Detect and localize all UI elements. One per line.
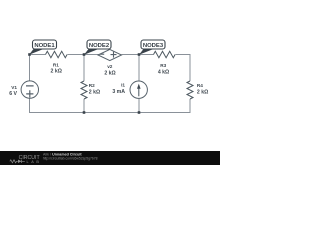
svg-text:http://circuitlab.com/c6w52sp5: http://circuitlab.com/c6w52sp5g7b78 (43, 156, 98, 160)
svg-text:NODE2: NODE2 (89, 43, 110, 49)
svg-text:R1: R1 (53, 63, 59, 68)
svg-text:NODE1: NODE1 (34, 43, 55, 49)
svg-text:V1: V1 (11, 85, 17, 90)
svg-text:4 kΩ: 4 kΩ (158, 69, 169, 75)
svg-text:LAB: LAB (27, 160, 42, 164)
svg-text:2 kΩ: 2 kΩ (197, 89, 208, 95)
svg-text:3 mA: 3 mA (112, 89, 125, 95)
svg-text:I1: I1 (121, 83, 125, 88)
svg-text:R2: R2 (89, 83, 95, 88)
svg-text:R3: R3 (160, 63, 166, 68)
svg-text:NODE3: NODE3 (143, 43, 164, 49)
svg-text:2 kΩ: 2 kΩ (104, 70, 115, 76)
svg-text:2 kΩ: 2 kΩ (51, 68, 62, 74)
svg-text:v2: v2 (107, 64, 113, 69)
svg-text:R4: R4 (197, 83, 203, 88)
svg-text:2 kΩ: 2 kΩ (89, 90, 100, 96)
svg-text:6 V: 6 V (9, 91, 17, 97)
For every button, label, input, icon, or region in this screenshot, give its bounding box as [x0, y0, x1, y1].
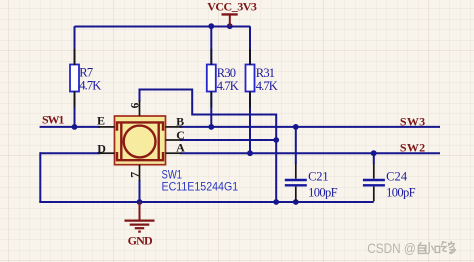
svg-text:SW3: SW3 [400, 115, 425, 129]
svg-text:SW1: SW1 [162, 169, 183, 182]
svg-text:SW1: SW1 [42, 113, 64, 127]
svg-text:4.7K: 4.7K [79, 79, 101, 93]
svg-text:C21: C21 [308, 170, 329, 184]
svg-text:4.7K: 4.7K [256, 79, 278, 93]
svg-text:R31: R31 [256, 66, 275, 80]
svg-text:CSDN @: CSDN @ [367, 241, 416, 256]
svg-text:6: 6 [130, 102, 142, 108]
svg-text:B: B [176, 114, 184, 128]
svg-text:SW2: SW2 [400, 140, 425, 154]
svg-text:R30: R30 [217, 66, 236, 80]
svg-text:EC11E15244G1: EC11E15244G1 [162, 181, 239, 194]
svg-text:GND: GND [128, 233, 153, 247]
svg-text:100pF: 100pF [308, 185, 338, 199]
svg-text:D: D [97, 142, 106, 156]
svg-text:R7: R7 [79, 66, 93, 80]
svg-text:VCC_3V3: VCC_3V3 [207, 0, 257, 13]
svg-text:100pF: 100pF [386, 185, 416, 199]
svg-text:4.7K: 4.7K [217, 79, 239, 93]
svg-text:C24: C24 [386, 170, 408, 184]
svg-text:A: A [176, 141, 185, 155]
svg-text:7: 7 [127, 172, 141, 178]
svg-text:E: E [97, 114, 105, 128]
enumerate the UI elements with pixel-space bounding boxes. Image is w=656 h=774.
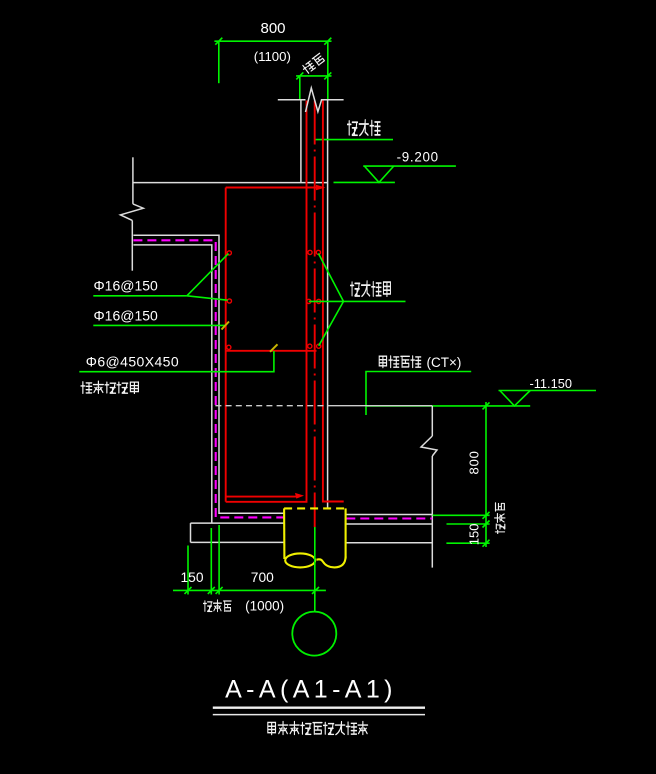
wall top cut line (left of break)	[278, 99, 306, 101]
elevation marker -11.150 symbol	[366, 391, 596, 406]
sump pit right wall (yellow)	[345, 508, 347, 558]
svg-text:800: 800	[260, 20, 285, 37]
rebar section dot (left cage, middle)	[227, 299, 231, 303]
left wall outer face (upper part)	[132, 157, 134, 204]
elevation marker -9.200 symbol	[334, 166, 456, 182]
svg-text:(CT×): (CT×)	[427, 355, 462, 370]
label 墙厚 (rotated)	[301, 53, 325, 74]
wall break zigzag	[306, 88, 322, 112]
rebar cage: top horizontal bar	[226, 187, 318, 189]
left wall break zigzag	[120, 204, 143, 221]
label 剪力墙 (shear wall)	[347, 120, 380, 136]
tie hook tick at end of Φ6 leader	[270, 344, 278, 352]
sump pit left wall (yellow)	[283, 508, 285, 559]
sump pit bottom ellipse (yellow)	[285, 553, 315, 567]
svg-text:A-A(A1-A1): A-A(A1-A1)	[225, 676, 397, 704]
right dimension 800/150: extension at slab top	[433, 514, 490, 516]
base slab top (left of pit)	[191, 522, 284, 524]
waterproof membrane right of pit (magenta dashed)	[346, 517, 432, 519]
label 防水层 (rotated, right side)	[495, 503, 505, 534]
dimension 墙厚: left extension line	[299, 76, 301, 99]
bottom dimension extension line (inner protective face)	[218, 525, 220, 595]
leader of second Φ16@150	[93, 324, 224, 326]
pit floor hidden line (dashed, inside wall)	[215, 405, 327, 407]
right dimension: extension at protective layer	[447, 523, 490, 525]
svg-text:150: 150	[180, 570, 203, 585]
rebar cage: top bar arrowhead	[316, 185, 326, 191]
wall centerline (red dash-dot)	[314, 101, 316, 528]
label 电梯底板 (CT×)	[379, 356, 421, 368]
leader of first Φ16@150	[93, 254, 228, 301]
upper shear wall outer face	[300, 100, 302, 183]
first floor slab top line	[133, 182, 327, 184]
right dimension: extension at slab bottom	[446, 542, 489, 544]
base slab top surface (right of pit)	[346, 514, 432, 516]
rebar section dot (left cage, top)	[227, 251, 231, 255]
pit centerline (green)	[314, 527, 316, 612]
rebar section dots (wall, middle pair)	[307, 299, 311, 303]
svg-text:Φ16@150: Φ16@150	[94, 308, 159, 324]
base slab bottom (left of pit)	[191, 541, 284, 543]
wall top cut line (right of break)	[321, 99, 344, 101]
dimension 800 top: right extension line	[327, 41, 329, 99]
label 剪力墙筋 (shear wall rebar)	[350, 281, 390, 296]
left wall outer face (lower part)	[131, 220, 133, 270]
rebar cage: left vertical bar	[225, 188, 227, 502]
svg-text:Φ16@150: Φ16@150	[94, 278, 159, 294]
leader of 剪力墙筋	[309, 253, 406, 345]
tie hook tick at end of second leader	[222, 322, 230, 330]
svg-text:-9.200: -9.200	[397, 149, 439, 164]
subtitle 用于上部有剪力墙处	[268, 721, 368, 734]
detail bubble circle	[292, 612, 336, 656]
leader of Φ6@450X450	[79, 351, 274, 372]
svg-text:-11.150: -11.150	[530, 376, 572, 391]
sump pit dashed top (yellow)	[284, 507, 346, 509]
title underline thin	[213, 714, 425, 716]
bottom dimension line with ticks	[173, 587, 326, 594]
rebar section dots (wall, top pair)	[308, 250, 312, 254]
bottom dimension extension line (slab edge)	[187, 546, 189, 595]
svg-text:700: 700	[251, 570, 274, 585]
svg-text:800: 800	[466, 450, 481, 474]
rebar cage: outer bottom bar + wall bar A	[226, 101, 307, 502]
dimension 800 top: dim line	[214, 38, 331, 45]
right cut edge vertical with break	[421, 406, 437, 568]
base slab bottom (right of pit)	[346, 542, 432, 544]
waterproof membrane (magenta dashed)	[133, 240, 283, 517]
dimension 墙厚 (wall thickness): dim line	[296, 72, 331, 79]
pit floor line (solid, right of wall)	[328, 405, 433, 407]
upper shear wall inner face	[327, 100, 329, 509]
title underline thick	[213, 707, 425, 709]
bottom dimension extension line (outer face)	[210, 528, 212, 595]
svg-text:Φ6@450X450: Φ6@450X450	[86, 353, 179, 369]
svg-text:(1000): (1000)	[245, 598, 284, 613]
base slab left edge	[190, 523, 192, 542]
svg-text:150: 150	[466, 524, 481, 546]
dimension 800 top: left extension line	[218, 41, 220, 83]
right vertical dimension line	[483, 402, 490, 547]
lower wall outer face inner white line	[133, 245, 211, 523]
leader line of 剪力墙	[315, 139, 393, 141]
svg-text:(1100): (1100)	[254, 49, 291, 64]
lower wall outer protective layer: top	[133, 235, 283, 513]
wall bar B bending right into slab	[323, 101, 344, 502]
rebar section dots (wall, bottom pair)	[308, 344, 312, 348]
label 梅花形设置	[81, 381, 139, 393]
rebar cage: inner bottom bar with arrowhead	[226, 496, 297, 498]
rebar section dot (left cage, bottom)	[227, 345, 231, 349]
label 防水层 (bottom)	[203, 600, 231, 612]
rebar cage: middle horizontal bar	[226, 350, 317, 352]
protective layer line (right of pit)	[346, 523, 432, 525]
leader of 电梯底板	[366, 372, 471, 416]
sump pit right bottom arc (yellow)	[317, 557, 346, 568]
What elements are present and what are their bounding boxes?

STATED EXERCISE -
Repeat the lines in the records starting at the line containing "wall top cut line (left" and ending with the line containing "left wall outer face (upper".

CORRECT RESULT -
wall top cut line (left of break)	[278, 99, 306, 101]
elevation marker -11.150 symbol	[366, 391, 596, 406]
sump pit right wall (yellow)	[345, 508, 347, 558]
svg-text:800: 800	[260, 20, 285, 37]
rebar section dot (left cage, middle)	[227, 299, 231, 303]
left wall outer face (upper part)	[132, 157, 134, 204]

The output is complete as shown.